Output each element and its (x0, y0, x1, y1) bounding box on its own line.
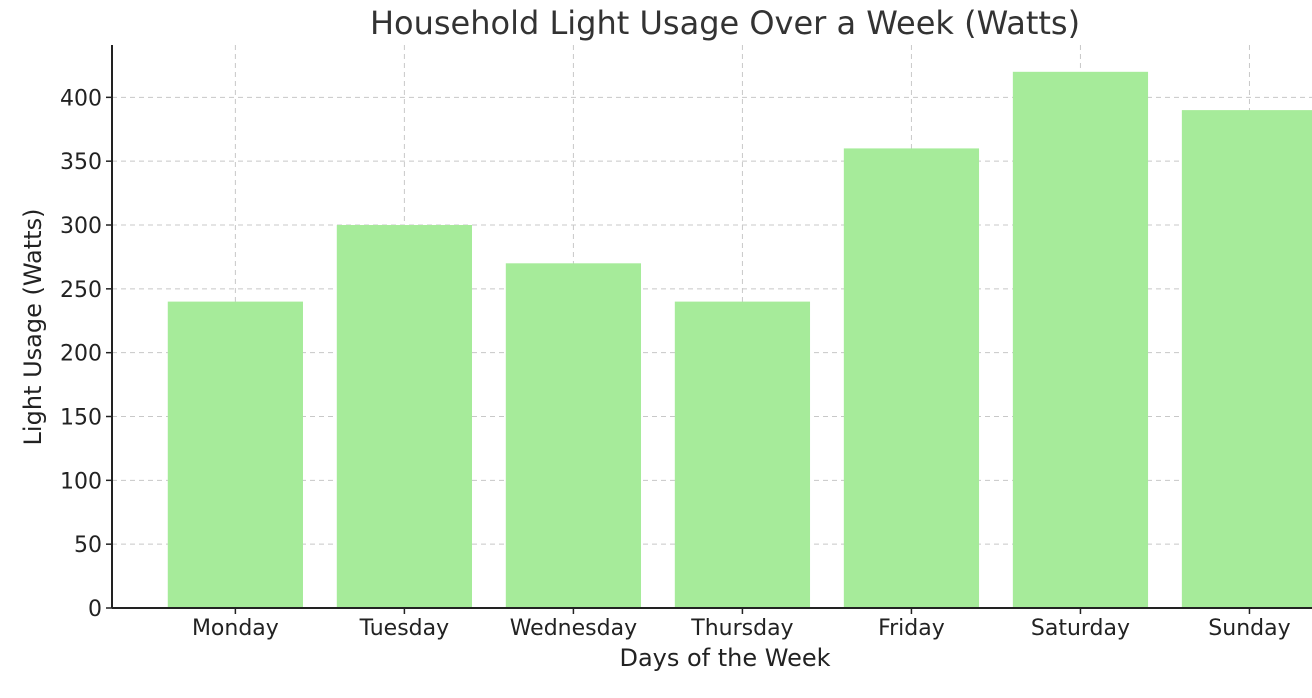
y-tick-label: 50 (74, 533, 102, 558)
bar-wednesday (505, 263, 642, 608)
bar-monday (167, 301, 303, 608)
x-tick-label: Thursday (690, 616, 793, 641)
axes (111, 45, 1312, 609)
y-tick-label: 400 (60, 86, 102, 111)
chart-title: Household Light Usage Over a Week (Watts… (370, 4, 1080, 42)
x-ticks: Monday Tuesday Wednesday Thursday Friday Satu… (192, 608, 1291, 641)
y-tick-label: 0 (88, 597, 102, 622)
bar-saturday (1012, 71, 1149, 609)
y-tick-label: 300 (60, 214, 102, 239)
y-tick-label: 150 (60, 406, 102, 431)
x-tick-label: Monday (192, 616, 279, 641)
y-axis-label: Light Usage (Watts) (19, 209, 47, 446)
y-ticks: 0 50 100 150 200 250 300 350 400 (60, 86, 112, 622)
bar-thursday (674, 301, 811, 608)
x-tick-label: Friday (878, 616, 945, 641)
y-tick-label: 350 (60, 150, 102, 175)
bar-tuesday (336, 225, 472, 608)
x-tick-label: Saturday (1031, 616, 1130, 641)
x-tick-label: Wednesday (510, 616, 637, 641)
bar-friday (843, 148, 980, 609)
x-tick-label: Sunday (1208, 616, 1290, 641)
bars (167, 71, 1312, 609)
y-tick-label: 100 (60, 469, 102, 494)
x-tick-label: Tuesday (359, 616, 450, 641)
y-tick-label: 250 (60, 278, 102, 303)
y-tick-label: 200 (60, 342, 102, 367)
bar-sunday (1181, 110, 1312, 609)
x-axis-label: Days of the Week (619, 644, 830, 672)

__TO DO__: Edit the entries above by writing their lines out again with every occurrence of "Light Usage" replaced by "Electricity Usage" and all other text left unchanged. Omit the pictures from your answer.

__TASK SOLUTION__:
Output each element and its (x0, y0, x1, y1) bounding box on its own line.
y-tick-label: 50 (74, 533, 102, 558)
bar-wednesday (505, 263, 642, 608)
bar-monday (167, 301, 303, 608)
x-tick-label: Thursday (690, 616, 793, 641)
axes (111, 45, 1312, 609)
y-tick-label: 400 (60, 86, 102, 111)
chart-title: Household Electricity Usage Over a Week (Watts… (370, 4, 1080, 42)
x-ticks: Monday Tuesday Wednesday Thursday Friday Satu… (192, 608, 1291, 641)
y-tick-label: 0 (88, 597, 102, 622)
bar-saturday (1012, 71, 1149, 609)
y-tick-label: 300 (60, 214, 102, 239)
y-tick-label: 150 (60, 406, 102, 431)
x-tick-label: Monday (192, 616, 279, 641)
y-axis-label: Electricity Usage (Watts) (19, 209, 47, 446)
y-ticks: 0 50 100 150 200 250 300 350 400 (60, 86, 112, 622)
bar-thursday (674, 301, 811, 608)
x-tick-label: Friday (878, 616, 945, 641)
y-tick-label: 350 (60, 150, 102, 175)
bar-tuesday (336, 225, 472, 608)
x-tick-label: Saturday (1031, 616, 1130, 641)
x-tick-label: Wednesday (510, 616, 637, 641)
bar-friday (843, 148, 980, 609)
x-tick-label: Sunday (1208, 616, 1290, 641)
bars (167, 71, 1312, 609)
y-tick-label: 100 (60, 469, 102, 494)
x-tick-label: Tuesday (359, 616, 450, 641)
y-tick-label: 250 (60, 278, 102, 303)
y-tick-label: 200 (60, 342, 102, 367)
bar-sunday (1181, 110, 1312, 609)
x-axis-label: Days of the Week (619, 644, 830, 672)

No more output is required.